STATED GOAL
Among the lines below, list those containing the string "JSON".

Extracts from a graphics dataset:
>>>>>

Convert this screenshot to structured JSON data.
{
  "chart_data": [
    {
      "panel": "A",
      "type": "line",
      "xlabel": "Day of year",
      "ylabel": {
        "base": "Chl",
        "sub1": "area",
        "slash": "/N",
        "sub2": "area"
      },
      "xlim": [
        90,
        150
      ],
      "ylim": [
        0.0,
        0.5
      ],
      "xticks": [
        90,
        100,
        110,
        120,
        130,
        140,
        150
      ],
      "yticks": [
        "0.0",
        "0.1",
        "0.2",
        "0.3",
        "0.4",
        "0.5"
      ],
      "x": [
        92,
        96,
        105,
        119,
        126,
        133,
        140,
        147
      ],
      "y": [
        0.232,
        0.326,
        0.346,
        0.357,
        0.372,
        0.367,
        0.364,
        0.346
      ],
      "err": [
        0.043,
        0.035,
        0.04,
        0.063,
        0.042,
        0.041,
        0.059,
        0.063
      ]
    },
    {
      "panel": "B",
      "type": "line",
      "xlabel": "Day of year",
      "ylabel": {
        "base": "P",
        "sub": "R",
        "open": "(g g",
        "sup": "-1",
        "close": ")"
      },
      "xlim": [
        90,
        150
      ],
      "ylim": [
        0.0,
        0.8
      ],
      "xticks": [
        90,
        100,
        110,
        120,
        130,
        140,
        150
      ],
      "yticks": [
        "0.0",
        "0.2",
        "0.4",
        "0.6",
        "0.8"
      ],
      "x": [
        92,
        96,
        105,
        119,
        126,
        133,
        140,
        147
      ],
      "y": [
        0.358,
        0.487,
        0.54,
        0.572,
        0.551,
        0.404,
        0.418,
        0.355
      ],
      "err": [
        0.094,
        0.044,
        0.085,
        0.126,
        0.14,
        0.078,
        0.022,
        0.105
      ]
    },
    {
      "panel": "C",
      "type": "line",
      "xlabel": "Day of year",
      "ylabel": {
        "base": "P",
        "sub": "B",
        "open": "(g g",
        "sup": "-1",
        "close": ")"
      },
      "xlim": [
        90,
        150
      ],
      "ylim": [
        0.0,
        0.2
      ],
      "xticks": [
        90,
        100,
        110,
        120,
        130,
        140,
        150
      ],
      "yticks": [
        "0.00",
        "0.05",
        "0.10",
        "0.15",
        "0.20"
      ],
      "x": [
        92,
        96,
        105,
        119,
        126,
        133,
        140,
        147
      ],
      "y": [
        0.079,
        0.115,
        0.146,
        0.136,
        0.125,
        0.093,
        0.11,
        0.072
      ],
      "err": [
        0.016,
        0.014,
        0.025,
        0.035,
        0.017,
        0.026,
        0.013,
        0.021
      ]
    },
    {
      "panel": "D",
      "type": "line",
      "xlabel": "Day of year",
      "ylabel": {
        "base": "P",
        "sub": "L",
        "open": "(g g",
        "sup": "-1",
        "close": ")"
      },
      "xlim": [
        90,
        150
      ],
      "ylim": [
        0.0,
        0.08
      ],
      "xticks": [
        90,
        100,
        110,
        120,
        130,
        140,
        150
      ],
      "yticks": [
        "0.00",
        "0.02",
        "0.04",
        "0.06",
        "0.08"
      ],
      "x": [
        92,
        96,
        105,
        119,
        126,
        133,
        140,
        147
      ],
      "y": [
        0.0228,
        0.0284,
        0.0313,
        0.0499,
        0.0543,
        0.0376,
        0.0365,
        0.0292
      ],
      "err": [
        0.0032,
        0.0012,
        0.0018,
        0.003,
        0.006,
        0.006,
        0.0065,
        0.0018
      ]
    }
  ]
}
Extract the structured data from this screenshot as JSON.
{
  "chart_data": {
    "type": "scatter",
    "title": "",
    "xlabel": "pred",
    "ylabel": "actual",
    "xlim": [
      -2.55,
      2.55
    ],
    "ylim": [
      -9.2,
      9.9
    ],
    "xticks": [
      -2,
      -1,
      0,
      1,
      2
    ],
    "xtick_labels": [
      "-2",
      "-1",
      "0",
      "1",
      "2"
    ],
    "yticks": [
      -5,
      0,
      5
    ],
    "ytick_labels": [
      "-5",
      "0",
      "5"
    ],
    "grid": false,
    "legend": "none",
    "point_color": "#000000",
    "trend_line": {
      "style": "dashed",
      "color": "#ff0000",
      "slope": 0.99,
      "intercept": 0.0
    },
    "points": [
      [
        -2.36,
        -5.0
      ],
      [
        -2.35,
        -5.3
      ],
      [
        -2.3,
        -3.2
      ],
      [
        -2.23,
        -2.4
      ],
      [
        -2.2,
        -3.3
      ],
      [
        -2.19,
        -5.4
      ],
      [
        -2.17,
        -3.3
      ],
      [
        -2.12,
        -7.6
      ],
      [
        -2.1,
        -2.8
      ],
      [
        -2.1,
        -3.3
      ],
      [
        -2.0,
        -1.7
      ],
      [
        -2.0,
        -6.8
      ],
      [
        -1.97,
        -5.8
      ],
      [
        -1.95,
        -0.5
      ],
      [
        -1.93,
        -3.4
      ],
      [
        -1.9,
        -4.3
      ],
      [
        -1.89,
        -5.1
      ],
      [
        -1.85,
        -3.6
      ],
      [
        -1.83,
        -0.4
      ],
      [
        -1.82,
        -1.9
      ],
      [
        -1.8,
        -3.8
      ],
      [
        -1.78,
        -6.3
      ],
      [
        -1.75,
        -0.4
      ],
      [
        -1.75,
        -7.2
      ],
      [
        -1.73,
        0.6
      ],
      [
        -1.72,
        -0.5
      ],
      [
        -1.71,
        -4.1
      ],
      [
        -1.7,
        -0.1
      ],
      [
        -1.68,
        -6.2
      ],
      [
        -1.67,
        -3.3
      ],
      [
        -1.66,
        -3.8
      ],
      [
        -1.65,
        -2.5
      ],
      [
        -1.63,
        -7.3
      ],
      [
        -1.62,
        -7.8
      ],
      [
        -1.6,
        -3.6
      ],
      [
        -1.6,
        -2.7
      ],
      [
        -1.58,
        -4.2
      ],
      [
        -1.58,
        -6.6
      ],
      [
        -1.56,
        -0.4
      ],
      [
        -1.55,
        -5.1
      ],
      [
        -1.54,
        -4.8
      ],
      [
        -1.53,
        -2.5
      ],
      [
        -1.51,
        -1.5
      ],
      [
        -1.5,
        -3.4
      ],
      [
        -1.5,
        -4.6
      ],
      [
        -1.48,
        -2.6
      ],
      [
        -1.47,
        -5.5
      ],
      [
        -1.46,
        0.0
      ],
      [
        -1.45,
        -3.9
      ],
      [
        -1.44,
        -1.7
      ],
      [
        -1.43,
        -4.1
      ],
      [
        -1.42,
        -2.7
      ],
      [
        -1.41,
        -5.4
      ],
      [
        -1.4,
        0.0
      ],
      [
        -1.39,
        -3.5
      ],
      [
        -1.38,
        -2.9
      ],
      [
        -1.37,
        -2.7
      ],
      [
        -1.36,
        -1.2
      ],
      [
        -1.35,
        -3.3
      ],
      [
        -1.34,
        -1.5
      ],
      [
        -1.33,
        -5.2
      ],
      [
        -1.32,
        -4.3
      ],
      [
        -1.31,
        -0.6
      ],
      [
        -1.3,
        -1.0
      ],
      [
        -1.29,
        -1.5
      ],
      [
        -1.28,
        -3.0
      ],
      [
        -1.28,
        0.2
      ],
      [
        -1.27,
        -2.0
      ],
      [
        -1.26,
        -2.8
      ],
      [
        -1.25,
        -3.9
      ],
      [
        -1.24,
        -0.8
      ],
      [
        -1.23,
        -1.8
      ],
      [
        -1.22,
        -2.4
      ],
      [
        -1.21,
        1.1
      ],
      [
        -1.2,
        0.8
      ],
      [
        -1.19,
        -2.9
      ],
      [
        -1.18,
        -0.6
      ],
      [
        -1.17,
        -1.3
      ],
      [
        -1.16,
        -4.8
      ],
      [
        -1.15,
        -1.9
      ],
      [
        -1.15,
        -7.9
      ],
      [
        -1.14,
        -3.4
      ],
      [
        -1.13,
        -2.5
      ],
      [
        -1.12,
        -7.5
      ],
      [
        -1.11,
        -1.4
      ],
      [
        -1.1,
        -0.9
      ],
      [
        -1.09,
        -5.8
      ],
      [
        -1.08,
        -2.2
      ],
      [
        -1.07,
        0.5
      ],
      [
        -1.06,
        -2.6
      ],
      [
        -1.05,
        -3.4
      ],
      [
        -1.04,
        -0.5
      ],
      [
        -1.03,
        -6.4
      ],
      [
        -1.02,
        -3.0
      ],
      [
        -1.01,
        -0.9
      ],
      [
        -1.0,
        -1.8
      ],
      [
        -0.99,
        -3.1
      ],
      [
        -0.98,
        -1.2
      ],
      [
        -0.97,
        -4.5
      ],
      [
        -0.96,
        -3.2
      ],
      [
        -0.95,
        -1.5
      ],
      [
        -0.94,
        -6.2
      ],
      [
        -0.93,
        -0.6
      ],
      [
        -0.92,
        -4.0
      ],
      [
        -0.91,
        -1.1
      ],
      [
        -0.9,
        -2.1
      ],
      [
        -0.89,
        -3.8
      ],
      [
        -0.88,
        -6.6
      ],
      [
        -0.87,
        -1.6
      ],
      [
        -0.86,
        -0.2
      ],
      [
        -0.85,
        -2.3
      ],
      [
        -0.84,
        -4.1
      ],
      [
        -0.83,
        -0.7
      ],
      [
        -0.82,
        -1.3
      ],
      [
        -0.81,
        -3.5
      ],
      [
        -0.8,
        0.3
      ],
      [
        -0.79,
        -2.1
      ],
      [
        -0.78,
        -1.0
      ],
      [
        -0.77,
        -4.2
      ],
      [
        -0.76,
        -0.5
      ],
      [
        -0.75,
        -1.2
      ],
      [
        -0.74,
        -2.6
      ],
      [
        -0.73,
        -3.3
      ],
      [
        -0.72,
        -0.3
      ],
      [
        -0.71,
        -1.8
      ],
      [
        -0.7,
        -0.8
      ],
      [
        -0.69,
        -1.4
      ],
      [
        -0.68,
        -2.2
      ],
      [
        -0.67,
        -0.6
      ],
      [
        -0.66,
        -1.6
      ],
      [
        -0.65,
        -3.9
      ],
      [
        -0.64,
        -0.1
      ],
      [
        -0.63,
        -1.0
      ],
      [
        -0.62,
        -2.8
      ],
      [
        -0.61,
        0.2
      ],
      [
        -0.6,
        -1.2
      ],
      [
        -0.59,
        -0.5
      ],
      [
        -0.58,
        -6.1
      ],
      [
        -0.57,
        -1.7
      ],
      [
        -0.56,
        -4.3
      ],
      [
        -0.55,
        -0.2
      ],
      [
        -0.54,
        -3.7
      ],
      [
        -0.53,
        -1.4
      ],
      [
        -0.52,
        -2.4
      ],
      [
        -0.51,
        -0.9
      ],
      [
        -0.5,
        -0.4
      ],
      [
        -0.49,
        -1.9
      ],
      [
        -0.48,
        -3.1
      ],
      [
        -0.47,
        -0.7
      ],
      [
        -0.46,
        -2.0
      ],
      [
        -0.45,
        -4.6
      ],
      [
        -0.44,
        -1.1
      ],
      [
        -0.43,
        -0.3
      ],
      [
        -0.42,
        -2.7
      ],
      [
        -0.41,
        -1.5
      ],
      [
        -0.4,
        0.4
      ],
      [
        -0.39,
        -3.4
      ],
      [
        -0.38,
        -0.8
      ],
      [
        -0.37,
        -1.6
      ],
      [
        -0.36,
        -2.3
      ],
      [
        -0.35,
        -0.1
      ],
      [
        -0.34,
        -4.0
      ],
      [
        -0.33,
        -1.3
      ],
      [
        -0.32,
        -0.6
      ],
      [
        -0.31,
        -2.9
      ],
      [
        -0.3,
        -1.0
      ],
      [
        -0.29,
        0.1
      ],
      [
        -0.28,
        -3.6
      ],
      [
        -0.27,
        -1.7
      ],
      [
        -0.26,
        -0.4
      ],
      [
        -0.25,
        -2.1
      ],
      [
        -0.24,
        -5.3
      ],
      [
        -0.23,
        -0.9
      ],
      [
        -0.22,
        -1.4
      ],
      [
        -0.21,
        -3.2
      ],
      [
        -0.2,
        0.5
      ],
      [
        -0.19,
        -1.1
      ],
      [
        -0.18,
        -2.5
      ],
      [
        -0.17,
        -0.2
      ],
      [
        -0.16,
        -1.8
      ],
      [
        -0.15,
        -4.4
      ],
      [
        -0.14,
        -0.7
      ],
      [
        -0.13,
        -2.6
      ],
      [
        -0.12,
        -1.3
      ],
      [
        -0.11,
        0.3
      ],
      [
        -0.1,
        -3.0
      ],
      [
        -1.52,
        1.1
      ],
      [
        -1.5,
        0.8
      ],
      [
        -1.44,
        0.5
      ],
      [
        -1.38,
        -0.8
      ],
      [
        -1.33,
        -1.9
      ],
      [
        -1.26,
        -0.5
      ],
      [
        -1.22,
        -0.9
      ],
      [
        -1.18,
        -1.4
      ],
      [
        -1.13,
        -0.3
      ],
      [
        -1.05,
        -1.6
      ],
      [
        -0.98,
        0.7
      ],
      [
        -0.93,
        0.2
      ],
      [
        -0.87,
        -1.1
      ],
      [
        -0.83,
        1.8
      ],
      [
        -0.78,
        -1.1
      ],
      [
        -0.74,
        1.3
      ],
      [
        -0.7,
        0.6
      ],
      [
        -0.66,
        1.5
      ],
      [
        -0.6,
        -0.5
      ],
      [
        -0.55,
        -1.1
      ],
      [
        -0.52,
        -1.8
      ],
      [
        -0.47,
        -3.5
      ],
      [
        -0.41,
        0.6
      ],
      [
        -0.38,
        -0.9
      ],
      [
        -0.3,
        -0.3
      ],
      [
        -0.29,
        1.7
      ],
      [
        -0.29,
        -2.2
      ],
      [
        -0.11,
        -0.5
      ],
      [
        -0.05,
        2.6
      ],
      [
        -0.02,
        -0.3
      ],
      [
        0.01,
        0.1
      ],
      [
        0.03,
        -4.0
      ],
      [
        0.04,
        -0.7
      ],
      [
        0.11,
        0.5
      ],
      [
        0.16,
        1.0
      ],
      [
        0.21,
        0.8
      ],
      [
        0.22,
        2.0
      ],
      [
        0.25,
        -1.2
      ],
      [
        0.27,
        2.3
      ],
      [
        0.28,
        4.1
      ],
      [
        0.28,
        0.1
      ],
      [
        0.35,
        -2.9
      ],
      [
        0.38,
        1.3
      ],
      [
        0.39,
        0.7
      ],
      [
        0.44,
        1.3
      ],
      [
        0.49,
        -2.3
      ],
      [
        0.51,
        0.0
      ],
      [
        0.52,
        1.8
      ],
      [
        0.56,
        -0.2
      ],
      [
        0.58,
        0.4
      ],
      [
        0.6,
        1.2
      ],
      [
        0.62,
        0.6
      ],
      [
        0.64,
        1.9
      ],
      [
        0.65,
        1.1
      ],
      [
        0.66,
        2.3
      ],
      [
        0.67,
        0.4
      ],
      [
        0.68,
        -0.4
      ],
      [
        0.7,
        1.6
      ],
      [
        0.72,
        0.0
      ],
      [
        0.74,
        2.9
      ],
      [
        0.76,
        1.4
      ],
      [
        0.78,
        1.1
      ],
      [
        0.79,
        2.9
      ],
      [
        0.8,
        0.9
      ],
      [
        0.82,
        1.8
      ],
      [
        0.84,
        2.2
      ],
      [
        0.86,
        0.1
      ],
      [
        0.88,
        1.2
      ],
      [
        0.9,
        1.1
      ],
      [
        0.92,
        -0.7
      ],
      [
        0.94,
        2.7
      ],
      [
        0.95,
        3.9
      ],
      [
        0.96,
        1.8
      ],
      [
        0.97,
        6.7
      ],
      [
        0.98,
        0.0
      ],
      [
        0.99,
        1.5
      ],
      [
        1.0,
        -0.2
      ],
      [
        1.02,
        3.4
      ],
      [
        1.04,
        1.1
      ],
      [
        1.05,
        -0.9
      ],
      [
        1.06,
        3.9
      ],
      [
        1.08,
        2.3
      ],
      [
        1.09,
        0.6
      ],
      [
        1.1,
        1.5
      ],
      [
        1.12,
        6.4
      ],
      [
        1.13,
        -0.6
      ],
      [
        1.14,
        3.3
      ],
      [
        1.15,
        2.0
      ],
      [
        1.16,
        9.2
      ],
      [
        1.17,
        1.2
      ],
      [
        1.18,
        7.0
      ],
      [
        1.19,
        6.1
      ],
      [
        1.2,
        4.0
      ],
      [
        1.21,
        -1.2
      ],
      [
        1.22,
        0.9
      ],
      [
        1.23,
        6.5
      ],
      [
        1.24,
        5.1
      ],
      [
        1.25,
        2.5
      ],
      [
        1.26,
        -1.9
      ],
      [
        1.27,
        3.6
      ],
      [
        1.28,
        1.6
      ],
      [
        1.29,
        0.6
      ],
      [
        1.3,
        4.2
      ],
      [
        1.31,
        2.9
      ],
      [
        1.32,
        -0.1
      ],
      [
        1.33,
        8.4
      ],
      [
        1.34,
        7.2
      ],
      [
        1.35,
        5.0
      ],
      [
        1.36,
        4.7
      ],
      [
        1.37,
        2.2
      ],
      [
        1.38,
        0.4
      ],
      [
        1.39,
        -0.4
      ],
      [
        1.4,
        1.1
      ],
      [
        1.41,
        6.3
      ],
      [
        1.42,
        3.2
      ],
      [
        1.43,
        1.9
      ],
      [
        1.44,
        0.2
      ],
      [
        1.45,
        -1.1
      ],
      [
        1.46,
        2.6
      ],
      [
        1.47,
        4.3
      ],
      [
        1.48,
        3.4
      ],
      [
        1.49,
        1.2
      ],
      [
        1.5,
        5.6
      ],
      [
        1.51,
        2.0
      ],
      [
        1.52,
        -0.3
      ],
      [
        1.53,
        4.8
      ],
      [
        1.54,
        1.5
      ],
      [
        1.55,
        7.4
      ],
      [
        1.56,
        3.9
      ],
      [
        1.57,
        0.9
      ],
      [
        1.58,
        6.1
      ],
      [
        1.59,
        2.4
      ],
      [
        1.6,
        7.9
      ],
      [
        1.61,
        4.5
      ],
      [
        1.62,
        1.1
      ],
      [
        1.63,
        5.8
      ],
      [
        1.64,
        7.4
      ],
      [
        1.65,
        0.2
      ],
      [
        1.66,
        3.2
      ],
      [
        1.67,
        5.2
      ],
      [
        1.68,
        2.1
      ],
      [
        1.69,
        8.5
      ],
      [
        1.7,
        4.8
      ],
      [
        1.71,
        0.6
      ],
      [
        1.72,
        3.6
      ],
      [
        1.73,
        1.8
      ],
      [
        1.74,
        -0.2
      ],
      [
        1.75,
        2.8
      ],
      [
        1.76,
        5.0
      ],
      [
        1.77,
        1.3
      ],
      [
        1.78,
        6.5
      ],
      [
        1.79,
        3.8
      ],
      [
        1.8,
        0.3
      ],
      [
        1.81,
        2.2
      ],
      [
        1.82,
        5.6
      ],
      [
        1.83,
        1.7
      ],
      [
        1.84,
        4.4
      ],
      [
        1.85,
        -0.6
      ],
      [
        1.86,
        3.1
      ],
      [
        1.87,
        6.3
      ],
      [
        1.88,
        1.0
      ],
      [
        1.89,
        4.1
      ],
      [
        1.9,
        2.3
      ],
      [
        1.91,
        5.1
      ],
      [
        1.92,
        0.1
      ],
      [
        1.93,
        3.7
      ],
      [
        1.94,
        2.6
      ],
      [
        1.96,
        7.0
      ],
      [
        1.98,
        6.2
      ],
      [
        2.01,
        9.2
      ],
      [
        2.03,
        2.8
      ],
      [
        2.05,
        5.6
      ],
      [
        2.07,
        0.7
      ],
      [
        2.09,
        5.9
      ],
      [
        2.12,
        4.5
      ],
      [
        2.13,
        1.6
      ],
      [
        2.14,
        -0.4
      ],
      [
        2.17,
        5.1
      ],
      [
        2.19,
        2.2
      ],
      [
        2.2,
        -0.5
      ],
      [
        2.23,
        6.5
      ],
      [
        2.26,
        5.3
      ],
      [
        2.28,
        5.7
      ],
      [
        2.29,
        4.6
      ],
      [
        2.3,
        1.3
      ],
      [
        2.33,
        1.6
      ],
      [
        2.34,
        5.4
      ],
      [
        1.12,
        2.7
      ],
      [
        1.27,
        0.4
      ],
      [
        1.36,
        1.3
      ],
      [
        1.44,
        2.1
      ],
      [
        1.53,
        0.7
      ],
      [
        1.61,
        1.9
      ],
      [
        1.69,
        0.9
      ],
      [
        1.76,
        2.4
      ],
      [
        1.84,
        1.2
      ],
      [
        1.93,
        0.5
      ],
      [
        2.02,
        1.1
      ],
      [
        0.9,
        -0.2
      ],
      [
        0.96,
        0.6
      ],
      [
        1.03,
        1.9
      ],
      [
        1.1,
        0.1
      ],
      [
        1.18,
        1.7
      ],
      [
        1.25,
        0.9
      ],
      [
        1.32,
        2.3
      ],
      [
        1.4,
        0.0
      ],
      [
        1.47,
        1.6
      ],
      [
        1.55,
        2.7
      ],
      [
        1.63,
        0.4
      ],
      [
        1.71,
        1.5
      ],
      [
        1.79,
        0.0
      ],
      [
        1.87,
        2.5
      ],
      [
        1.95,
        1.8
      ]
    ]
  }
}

<<<<<

THE SOLUTION
Convert this screenshot to structured JSON data.
Extract the structured data from this screenshot as JSON.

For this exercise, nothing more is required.